SUPPLIED PASSAGE =
- Opening Delimiter -

“Chinese-style’ QE is being considered, but would only happen after a sharper economic slowdown,” said Stephen Greene and Becky Liu from Standard Chartered.
They said the central bank is looking at all options except RRR cuts, and could circumvent a ban on direct financing of government debt by using intermediate buyers. One motive would be find a new source of stimulus as the central bank slows the accumulation of foreign reserves, a policy now deemed counter-productive as holdings near $4 trillion.
Standard Chartered said it would amount to “money printing”, and would be a remarkable turn of events given Beijing’s caustic comments about the “irresponsible” monetary policy of the US Federal Reserve.
“For the Chinese to consider domestic bond purchases would be a significant move,” said George Magnus, a senior adviser to UBS. The authorities might conclude that QE packs more punch than further RRR cuts, and would be a better way to steer stimulus directly into social housing or local government finances where it is most needed without reigniting the lending boom in the wrong places.
Analysts said there may be concerns that cuts in the RRR or other conventional forms of loosening would leak out into the shadow banking system, already over a quarter of China’s $25 trillion credit edifice. The central bank is looking at surgical tools, comparable to the Bank of England’s funding for lending in some respects. “What is significant about this is that QE is not being viewed as last resort, but as a possible way of injecting controlled stimulus,” said one expert.
The authorities seem willing to tolerate to lower growth so long as it does not lead to higher unemployment. This is now a risk as the property market deflates and building projects are cancelled. Construction makes up 10pc of employment directly, and almost 20pc indirectly. It generates 39pc of the government’s total tax revenue through land sales and taxes.
Home sales dropped in China’s 27 largest cities dropped 30pc in January from a year earlier. Inventory has risen above 24 months supply in nine of these cities, according to the property group Vanke.
Zhiwei Zhang from Nomura said the authorities are already switching gears, with the central bank injecting over $30bn a month into the economy through its relending facility, a loan scheme based on collateral. Combined measures amount to a “mini-stimulus” package worth 0.8pc of GDP, led by spending on water projects, railways, and the renovation of shanty towns, though it is small beer compared to the fiscal blitz after the Lehman crisis.“It should defer the risk of a hard landing to 2015,” said Mr Zhang.
The ministry of finance said on Wednesday that it was urging local governments to boost spending and speed up payments. “The economy faces pressure, and some difficulties cannot be underestimated,” it said.

- Closing Delimiter -

[Bounding box prediction data]
- Opening Delimiter -

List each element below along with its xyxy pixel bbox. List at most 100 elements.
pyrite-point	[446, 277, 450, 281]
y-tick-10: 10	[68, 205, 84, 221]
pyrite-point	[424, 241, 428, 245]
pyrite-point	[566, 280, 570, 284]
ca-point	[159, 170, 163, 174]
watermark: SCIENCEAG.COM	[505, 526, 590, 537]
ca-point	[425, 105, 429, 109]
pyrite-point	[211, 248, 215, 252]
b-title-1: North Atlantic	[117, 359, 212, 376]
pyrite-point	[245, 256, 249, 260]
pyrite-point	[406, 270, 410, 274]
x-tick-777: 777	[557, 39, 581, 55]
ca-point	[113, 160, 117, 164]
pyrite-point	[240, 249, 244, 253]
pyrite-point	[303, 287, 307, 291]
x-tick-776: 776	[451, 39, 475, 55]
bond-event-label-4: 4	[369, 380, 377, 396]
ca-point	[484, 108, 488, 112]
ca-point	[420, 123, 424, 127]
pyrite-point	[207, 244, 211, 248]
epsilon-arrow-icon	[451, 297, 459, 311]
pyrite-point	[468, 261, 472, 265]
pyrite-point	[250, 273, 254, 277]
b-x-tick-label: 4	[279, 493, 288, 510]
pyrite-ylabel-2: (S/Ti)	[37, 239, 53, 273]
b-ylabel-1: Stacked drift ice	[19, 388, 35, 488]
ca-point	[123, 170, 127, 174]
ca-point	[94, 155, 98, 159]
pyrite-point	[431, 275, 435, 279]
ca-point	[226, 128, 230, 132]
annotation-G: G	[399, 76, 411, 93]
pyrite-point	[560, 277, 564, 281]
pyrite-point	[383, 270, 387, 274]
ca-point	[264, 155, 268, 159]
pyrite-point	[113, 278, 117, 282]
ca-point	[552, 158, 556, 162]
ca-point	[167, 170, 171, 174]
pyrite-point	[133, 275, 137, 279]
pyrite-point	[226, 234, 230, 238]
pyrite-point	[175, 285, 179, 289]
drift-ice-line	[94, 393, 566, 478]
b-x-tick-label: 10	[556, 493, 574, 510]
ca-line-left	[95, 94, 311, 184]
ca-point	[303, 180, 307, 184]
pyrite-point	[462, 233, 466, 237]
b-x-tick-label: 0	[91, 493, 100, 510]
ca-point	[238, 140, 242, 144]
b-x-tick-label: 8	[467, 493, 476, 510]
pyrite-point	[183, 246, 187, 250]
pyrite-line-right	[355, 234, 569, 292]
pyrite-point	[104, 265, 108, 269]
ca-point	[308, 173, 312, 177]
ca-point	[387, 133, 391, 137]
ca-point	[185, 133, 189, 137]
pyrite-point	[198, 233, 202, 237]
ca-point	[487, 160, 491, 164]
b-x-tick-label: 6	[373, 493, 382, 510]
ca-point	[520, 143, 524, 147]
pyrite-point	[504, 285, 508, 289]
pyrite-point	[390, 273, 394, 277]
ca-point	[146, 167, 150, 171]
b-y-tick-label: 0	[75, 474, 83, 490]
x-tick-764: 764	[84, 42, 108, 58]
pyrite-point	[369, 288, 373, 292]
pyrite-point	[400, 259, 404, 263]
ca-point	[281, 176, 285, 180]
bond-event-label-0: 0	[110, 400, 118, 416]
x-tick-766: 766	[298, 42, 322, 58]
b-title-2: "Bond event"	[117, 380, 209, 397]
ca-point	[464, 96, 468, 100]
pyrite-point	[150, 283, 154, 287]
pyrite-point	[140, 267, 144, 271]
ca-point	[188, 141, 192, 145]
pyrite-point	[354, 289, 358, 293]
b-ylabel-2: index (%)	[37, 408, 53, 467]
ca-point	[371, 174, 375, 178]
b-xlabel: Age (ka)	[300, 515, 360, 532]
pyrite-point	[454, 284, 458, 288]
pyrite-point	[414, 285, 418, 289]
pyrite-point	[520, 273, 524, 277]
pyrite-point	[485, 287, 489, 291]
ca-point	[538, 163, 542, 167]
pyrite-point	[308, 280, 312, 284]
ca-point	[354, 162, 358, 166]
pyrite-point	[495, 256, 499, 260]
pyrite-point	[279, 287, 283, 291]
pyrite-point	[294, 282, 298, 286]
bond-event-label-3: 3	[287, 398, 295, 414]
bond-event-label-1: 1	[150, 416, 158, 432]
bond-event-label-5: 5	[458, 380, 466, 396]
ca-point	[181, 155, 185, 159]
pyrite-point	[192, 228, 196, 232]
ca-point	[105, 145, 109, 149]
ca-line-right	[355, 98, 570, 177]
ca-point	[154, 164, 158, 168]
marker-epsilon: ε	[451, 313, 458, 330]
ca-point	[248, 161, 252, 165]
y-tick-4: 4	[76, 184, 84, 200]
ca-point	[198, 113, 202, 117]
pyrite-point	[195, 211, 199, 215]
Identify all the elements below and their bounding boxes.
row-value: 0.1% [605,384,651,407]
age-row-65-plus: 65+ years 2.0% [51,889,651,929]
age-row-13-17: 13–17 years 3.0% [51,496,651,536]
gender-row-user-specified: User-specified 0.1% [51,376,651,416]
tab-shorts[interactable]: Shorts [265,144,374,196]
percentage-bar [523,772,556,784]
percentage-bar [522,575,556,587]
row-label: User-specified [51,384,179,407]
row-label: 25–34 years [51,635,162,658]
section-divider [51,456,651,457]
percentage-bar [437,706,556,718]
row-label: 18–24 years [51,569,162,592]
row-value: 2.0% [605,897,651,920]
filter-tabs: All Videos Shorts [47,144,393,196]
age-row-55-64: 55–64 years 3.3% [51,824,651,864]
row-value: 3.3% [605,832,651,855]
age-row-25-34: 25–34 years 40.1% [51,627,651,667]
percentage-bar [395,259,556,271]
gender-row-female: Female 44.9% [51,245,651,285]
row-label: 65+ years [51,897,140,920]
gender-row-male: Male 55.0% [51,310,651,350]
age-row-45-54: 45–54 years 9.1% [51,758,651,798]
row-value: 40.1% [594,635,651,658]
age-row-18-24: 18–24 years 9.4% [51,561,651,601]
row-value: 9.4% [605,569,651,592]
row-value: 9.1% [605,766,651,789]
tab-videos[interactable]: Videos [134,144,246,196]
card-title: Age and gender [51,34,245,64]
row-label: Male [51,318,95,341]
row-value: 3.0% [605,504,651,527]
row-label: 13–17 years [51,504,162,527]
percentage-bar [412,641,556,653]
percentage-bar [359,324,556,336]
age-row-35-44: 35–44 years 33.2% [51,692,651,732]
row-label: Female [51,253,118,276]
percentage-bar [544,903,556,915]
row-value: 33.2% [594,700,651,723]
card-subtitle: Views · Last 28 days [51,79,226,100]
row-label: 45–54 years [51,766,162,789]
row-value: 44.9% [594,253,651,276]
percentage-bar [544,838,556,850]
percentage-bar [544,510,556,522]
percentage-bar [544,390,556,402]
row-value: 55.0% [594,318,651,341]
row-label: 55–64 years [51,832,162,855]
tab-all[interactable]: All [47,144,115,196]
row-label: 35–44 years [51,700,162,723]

- Closing Delimiter -

REQUIREMENT A = Summarize the China QE article in two sentences.
REQUIREMENT B =
Answer these questions from the China QE article:
(i) What share of China's $25 trillion credit edifice does the shadow banking system already make up?
(ii) What percentage of the government's total tax revenue does construction generate?
(iii) By how much did home sales in China's 27 largest cities drop in January from a year earlier?
REQUIREMENT C = Please carry the China QE article on from its final sentence.

EXPECTED OUTPUT A = Standard Chartered analysts said China's central bank is considering "Chinese-style" QE, possibly using intermediate buyers to get around a ban on direct financing of government debt, though only after a sharper economic slowdown. The article also notes the risk to employment from a deflating property market, and Zhiwei Zhang of Nomura said combined measures already amount to a "mini-stimulus" package worth 0.8pc of GDP.

EXPECTED OUTPUT B =
(i) Over a quarter
(ii) 39pc
(iii) 30pc

EXPECTED OUTPUT C =
All kinds of skeletons are coming out of the cupboard as the credit bubble deflates. Caixin Magazine reported this week that the state-backed shipping group Nanjing Tanker had been forced to delist from the stock exchange after hiding “a massive amount of debt off its balance sheets”.
Soho China, one of the country’s biggest property groups, caused consternation last week by comparing the Chinese housing market to the Titanic. “After hitting the iceberg, the risks will not only be in the real estate sector. The bigger risk will be in the financial sector,” said the group’s chief executive Pan Shiyi.
The collapse will infect the shadow banking system, causing havoc for trusts and wealth products. “When housing prices fall 20pc to 30pc, these problems will be all exposed,” he said.
There is an intense debate over whether deflation risks becoming lodged into the economy. Producer prices have fallen for the last 26 months, dropping by 2pc in April. Consumer price inflation has fallen to 1.8pc, far below the central bank’s de facto target of 3.5pc.
The balance sheet of the Chinese central bank has already grown enormously since 2008, matching the QE in the US, but it has done so by accumulating foreign bonds to hold down the yuan. Purchasing bonds internally would be leap in the dark, but strange things are happening in China’s economy.
The yuan has fallen 3pc against the US dollar this year. The longer this goes on, the more the suspicion grows that China is protecting the wafer-thin margins of its export industries by allowing the exchange rate to fall.
This is leading to grumbling in Washington and Brussels that China is exporting its excess capacity – and therefore deflation – to the rest of the world. Nobody can object to quantitative easing. Everybody is playing that game now.